• [WRITTEN TASK]: Count the lines below that include the word "energy" and write that number alone.

• [DATA ENTRIES]:

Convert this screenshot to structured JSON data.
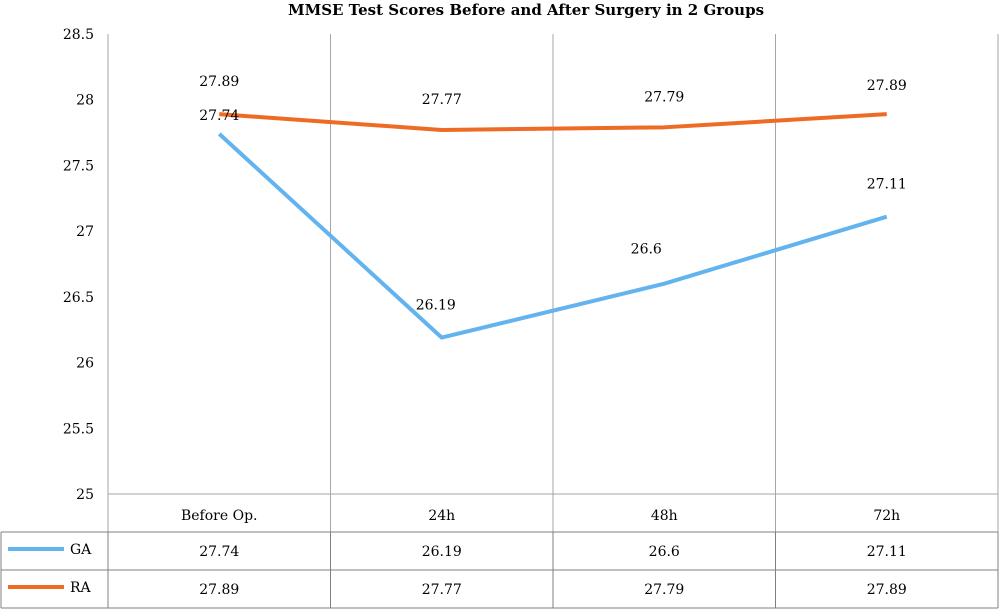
{
  "chart_data": {
    "type": "line",
    "title": "MMSE Test Scores Before and After Surgery in 2 Groups",
    "xlabel": "",
    "ylabel": "",
    "categories": [
      "Before Op.",
      "24h",
      "48h",
      "72h"
    ],
    "ylim": [
      25,
      28.5
    ],
    "yticks": [
      "25",
      "25.5",
      "26",
      "26.5",
      "27",
      "27.5",
      "28",
      "28.5"
    ],
    "grid": "vertical category lines",
    "legend": "data table below chart",
    "series": [
      {
        "name": "GA",
        "values": [
          27.74,
          26.19,
          26.6,
          27.11
        ],
        "labels": [
          "27.74",
          "26.19",
          "26.6",
          "27.11"
        ],
        "color": "#63b3ef"
      },
      {
        "name": "RA",
        "values": [
          27.89,
          27.77,
          27.79,
          27.89
        ],
        "labels": [
          "27.89",
          "27.77",
          "27.79",
          "27.89"
        ],
        "color": "#ee6b25"
      }
    ]
  }
}
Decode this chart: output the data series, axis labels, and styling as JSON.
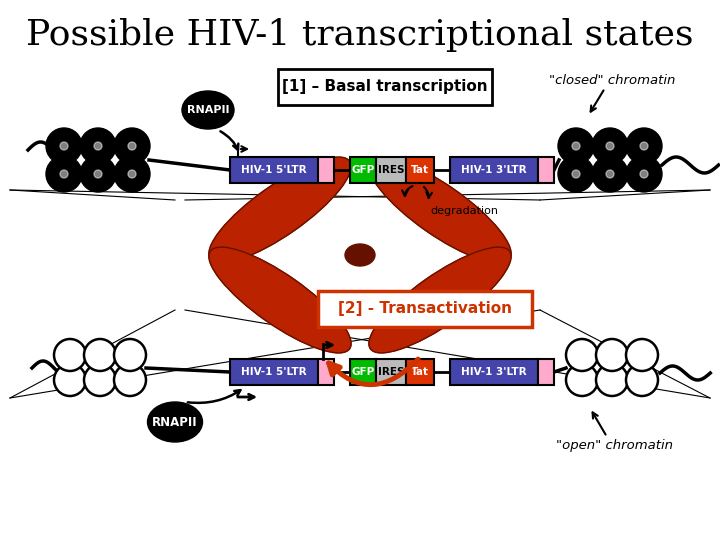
{
  "title": "Possible HIV-1 transcriptional states",
  "title_fontsize": 26,
  "bg_color": "#ffffff",
  "label1": "[1] – Basal transcription",
  "label2": "[2] - Transactivation",
  "closed_chromatin": "\"closed\" chromatin",
  "open_chromatin": "\"open\" chromatin",
  "degradation": "degradation",
  "rnapii": "RNAPII",
  "ltr5_label": "HIV-1 5'LTR",
  "ltr3_label": "HIV-1 3'LTR",
  "gfp_label": "GFP",
  "ires_label": "IRES",
  "tat_label": "Tat",
  "ltr_color": "#4444aa",
  "gfp_color": "#00bb00",
  "ires_color": "#bbbbbb",
  "tat_color": "#dd3300",
  "pink_color": "#ffaacc",
  "chrom_arm_color": "#bb2200",
  "chrom_center_color": "#661100"
}
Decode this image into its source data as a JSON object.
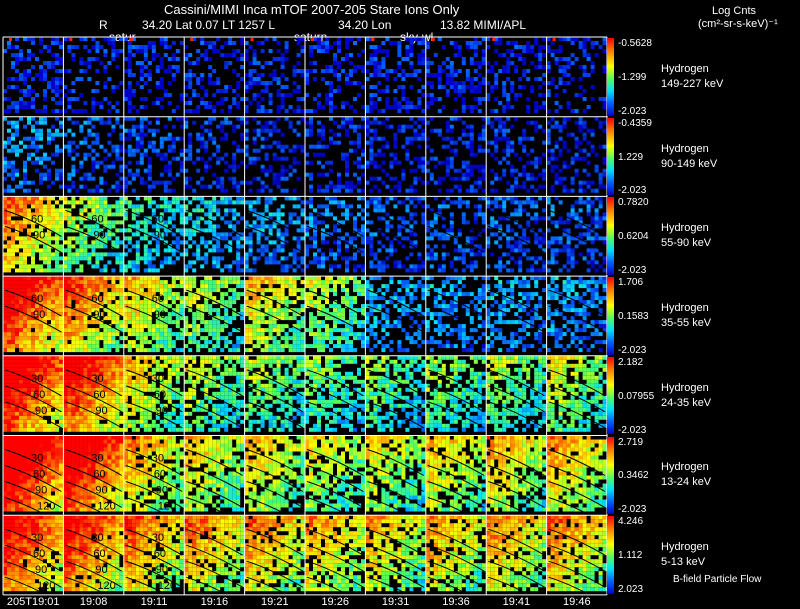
{
  "header": {
    "title": "Cassini/MIMI Inca mTOF  2007-205   Stare   Ions Only",
    "r_label": "R",
    "coords": "34.20 Lat 0.07 LT 1257 L",
    "lon": "34.20 Lon",
    "val": "13.82  MIMI/APL",
    "tag1": "satur",
    "tag2": "saturn",
    "tag3": "sky-wl"
  },
  "units": {
    "line1": "Log Cnts",
    "line2": "(cm²-sr-s-keV)⁻¹"
  },
  "footer": {
    "flow_label": "B-field Particle Flow"
  },
  "colors": {
    "grid": "#ffffff",
    "background": "#000000",
    "line": "#000000"
  },
  "chart_data": {
    "type": "heatmap",
    "title": "Cassini/MIMI Inca mTOF 2007-205 Stare Ions Only",
    "times": [
      "205T19:01",
      "19:08",
      "19:11",
      "19:16",
      "19:21",
      "19:26",
      "19:31",
      "19:36",
      "19:41",
      "19:46"
    ],
    "rows": [
      {
        "species": "Hydrogen",
        "energy": "149-227 keV",
        "max": "-0.5628",
        "mid": "-1.299",
        "min": "-2.023",
        "intensity": [
          0.05,
          0.05,
          0.05,
          0.05,
          0.05,
          0.05,
          0.05,
          0.05,
          0.05,
          0.05
        ],
        "contours": []
      },
      {
        "species": "Hydrogen",
        "energy": "90-149 keV",
        "max": "-0.4359",
        "mid": "1.229",
        "min": "-2.023",
        "intensity": [
          0.18,
          0.12,
          0.09,
          0.07,
          0.06,
          0.05,
          0.05,
          0.05,
          0.05,
          0.05
        ],
        "contours": []
      },
      {
        "species": "Hydrogen",
        "energy": "55-90 keV",
        "max": "0.7820",
        "mid": "0.6204",
        "min": "-2.023",
        "intensity": [
          0.65,
          0.45,
          0.3,
          0.25,
          0.2,
          0.15,
          0.12,
          0.12,
          0.12,
          0.12
        ],
        "contours": [
          "60",
          "90"
        ]
      },
      {
        "species": "Hydrogen",
        "energy": "35-55 keV",
        "max": "1.706",
        "mid": "0.1583",
        "min": "-2.023",
        "intensity": [
          0.85,
          0.7,
          0.55,
          0.45,
          0.55,
          0.45,
          0.22,
          0.2,
          0.2,
          0.2
        ],
        "contours": [
          "60",
          "90"
        ]
      },
      {
        "species": "Hydrogen",
        "energy": "24-35 keV",
        "max": "2.182",
        "mid": "0.07955",
        "min": "-2.023",
        "intensity": [
          0.88,
          0.82,
          0.55,
          0.45,
          0.42,
          0.38,
          0.38,
          0.4,
          0.42,
          0.48
        ],
        "contours": [
          "30",
          "60",
          "90"
        ]
      },
      {
        "species": "Hydrogen",
        "energy": "13-24 keV",
        "max": "2.719",
        "mid": "0.3462",
        "min": "-2.023",
        "intensity": [
          0.95,
          0.9,
          0.6,
          0.55,
          0.55,
          0.5,
          0.5,
          0.55,
          0.58,
          0.6
        ],
        "contours": [
          "30",
          "60",
          "90",
          "120"
        ]
      },
      {
        "species": "Hydrogen",
        "energy": "5-13 keV",
        "max": "4.246",
        "mid": "1.112",
        "min": "2.023",
        "intensity": [
          0.8,
          0.78,
          0.68,
          0.65,
          0.64,
          0.6,
          0.58,
          0.6,
          0.62,
          0.65
        ],
        "contours": [
          "30",
          "60",
          "90",
          "120"
        ]
      }
    ]
  }
}
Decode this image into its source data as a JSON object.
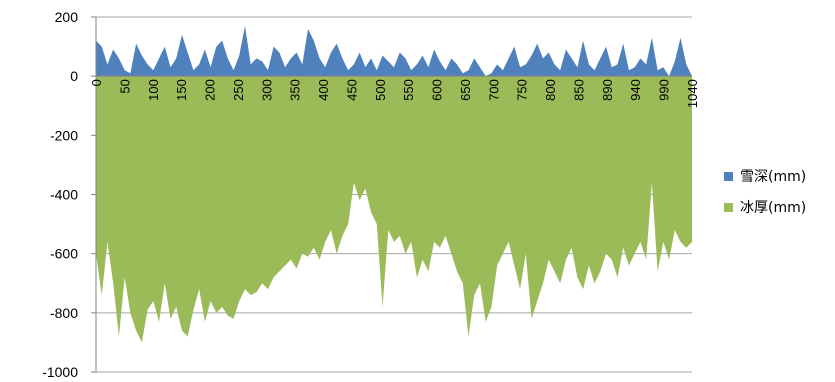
{
  "chart_data": {
    "type": "area",
    "ylim": [
      -1000,
      200
    ],
    "y_ticks": [
      "200",
      "0",
      "-200",
      "-400",
      "-600",
      "-800",
      "-1000"
    ],
    "x_tick_labels": [
      "0",
      "50",
      "100",
      "150",
      "200",
      "250",
      "300",
      "350",
      "400",
      "450",
      "500",
      "550",
      "600",
      "650",
      "700",
      "750",
      "800",
      "850",
      "890",
      "940",
      "990",
      "1040"
    ],
    "grid": true,
    "legend_position": "right",
    "series": [
      {
        "name": "雪深(mm)",
        "color": "#4f81bd",
        "x": [
          0,
          10,
          20,
          30,
          40,
          50,
          60,
          70,
          80,
          90,
          100,
          110,
          120,
          130,
          140,
          150,
          160,
          170,
          180,
          190,
          200,
          210,
          220,
          230,
          240,
          250,
          260,
          270,
          280,
          290,
          300,
          310,
          320,
          330,
          340,
          350,
          360,
          370,
          380,
          390,
          400,
          410,
          420,
          430,
          440,
          450,
          460,
          470,
          480,
          490,
          500,
          510,
          520,
          530,
          540,
          550,
          560,
          570,
          580,
          590,
          600,
          610,
          620,
          630,
          640,
          650,
          660,
          670,
          680,
          690,
          700,
          710,
          720,
          730,
          740,
          750,
          760,
          770,
          780,
          790,
          800,
          810,
          820,
          830,
          840,
          850,
          860,
          870,
          880,
          890,
          900,
          910,
          920,
          930,
          940,
          950,
          960,
          970,
          980,
          990,
          1000,
          1010,
          1020,
          1030,
          1040
        ],
        "values": [
          120,
          100,
          40,
          90,
          60,
          20,
          10,
          110,
          70,
          40,
          20,
          60,
          100,
          30,
          60,
          140,
          80,
          20,
          40,
          90,
          30,
          100,
          120,
          60,
          20,
          70,
          170,
          40,
          60,
          50,
          20,
          100,
          80,
          30,
          60,
          80,
          40,
          160,
          120,
          60,
          30,
          80,
          110,
          60,
          20,
          40,
          80,
          30,
          60,
          20,
          70,
          50,
          30,
          80,
          60,
          20,
          40,
          70,
          30,
          90,
          50,
          20,
          60,
          40,
          10,
          20,
          60,
          30,
          0,
          10,
          40,
          20,
          60,
          100,
          30,
          40,
          70,
          110,
          60,
          80,
          40,
          20,
          90,
          60,
          30,
          120,
          40,
          20,
          60,
          100,
          30,
          40,
          110,
          20,
          30,
          60,
          40,
          130,
          20,
          30,
          0,
          50,
          130,
          40,
          0
        ]
      },
      {
        "name": "冰厚(mm)",
        "color": "#9bbb59",
        "x": [
          0,
          10,
          20,
          30,
          40,
          50,
          60,
          70,
          80,
          90,
          100,
          110,
          120,
          130,
          140,
          150,
          160,
          170,
          180,
          190,
          200,
          210,
          220,
          230,
          240,
          250,
          260,
          270,
          280,
          290,
          300,
          310,
          320,
          330,
          340,
          350,
          360,
          370,
          380,
          390,
          400,
          410,
          420,
          430,
          440,
          450,
          460,
          470,
          480,
          490,
          500,
          510,
          520,
          530,
          540,
          550,
          560,
          570,
          580,
          590,
          600,
          610,
          620,
          630,
          640,
          650,
          660,
          670,
          680,
          690,
          700,
          710,
          720,
          730,
          740,
          750,
          760,
          770,
          780,
          790,
          800,
          810,
          820,
          830,
          840,
          850,
          860,
          870,
          880,
          890,
          900,
          910,
          920,
          930,
          940,
          950,
          960,
          970,
          980,
          990,
          1000,
          1010,
          1020,
          1030,
          1040
        ],
        "values": [
          -600,
          -740,
          -560,
          -700,
          -880,
          -680,
          -800,
          -860,
          -900,
          -790,
          -760,
          -830,
          -700,
          -820,
          -780,
          -860,
          -880,
          -790,
          -720,
          -830,
          -760,
          -800,
          -780,
          -810,
          -820,
          -760,
          -720,
          -740,
          -730,
          -700,
          -720,
          -680,
          -660,
          -640,
          -620,
          -650,
          -600,
          -610,
          -580,
          -620,
          -560,
          -520,
          -600,
          -540,
          -500,
          -360,
          -420,
          -380,
          -460,
          -500,
          -780,
          -520,
          -560,
          -540,
          -600,
          -560,
          -680,
          -620,
          -660,
          -560,
          -580,
          -540,
          -600,
          -660,
          -700,
          -880,
          -740,
          -700,
          -830,
          -780,
          -640,
          -600,
          -560,
          -640,
          -720,
          -600,
          -820,
          -760,
          -700,
          -620,
          -660,
          -700,
          -620,
          -580,
          -680,
          -720,
          -640,
          -700,
          -660,
          -600,
          -620,
          -680,
          -580,
          -640,
          -600,
          -560,
          -620,
          -360,
          -660,
          -560,
          -620,
          -520,
          -560,
          -580,
          -560
        ]
      }
    ]
  }
}
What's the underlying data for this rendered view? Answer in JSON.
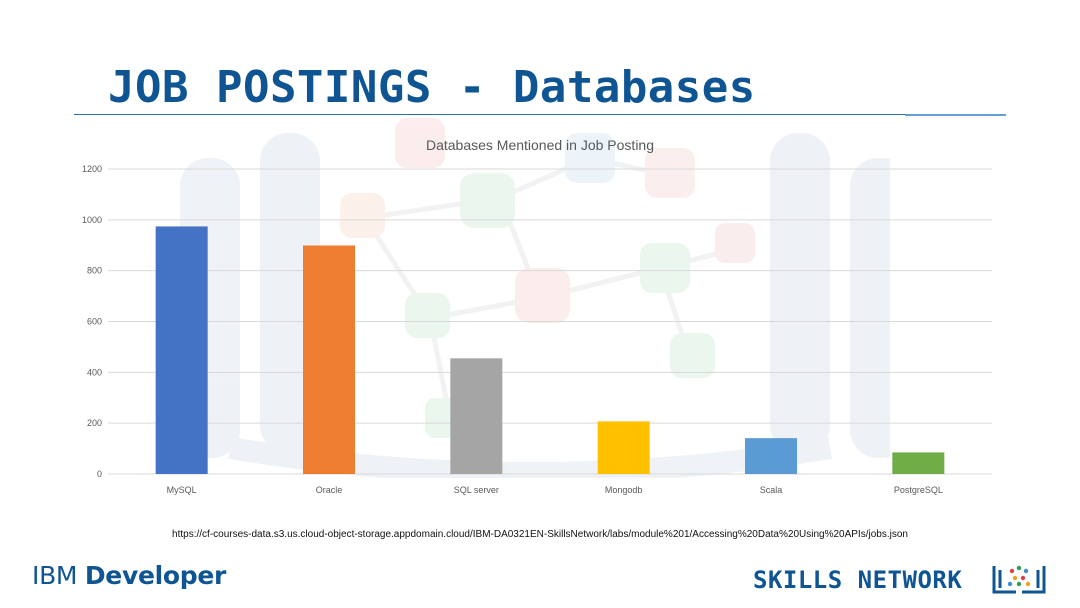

• [EXERCISE OUTPUT]: 7